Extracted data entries
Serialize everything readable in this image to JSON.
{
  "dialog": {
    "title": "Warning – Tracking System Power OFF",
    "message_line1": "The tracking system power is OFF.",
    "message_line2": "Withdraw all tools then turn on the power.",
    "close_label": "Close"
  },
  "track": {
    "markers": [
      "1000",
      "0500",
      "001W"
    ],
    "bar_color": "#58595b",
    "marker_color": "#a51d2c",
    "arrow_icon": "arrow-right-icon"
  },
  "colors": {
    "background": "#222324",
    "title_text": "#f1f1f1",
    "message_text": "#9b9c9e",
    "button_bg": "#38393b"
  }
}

§ What you are asked to do
Copy out the data shown above without altering anything.

§ Output
Serialize everything readable in this image to JSON.
{
  "dialog": {
    "title": "Warning – Tracking System Power OFF",
    "message_line1": "The tracking system power is OFF.",
    "message_line2": "Withdraw all tools then turn on the power.",
    "close_label": "Close"
  },
  "track": {
    "markers": [
      "1000",
      "0500",
      "001W"
    ],
    "bar_color": "#58595b",
    "marker_color": "#a51d2c",
    "arrow_icon": "arrow-right-icon"
  },
  "colors": {
    "background": "#222324",
    "title_text": "#f1f1f1",
    "message_text": "#9b9c9e",
    "button_bg": "#38393b"
  }
}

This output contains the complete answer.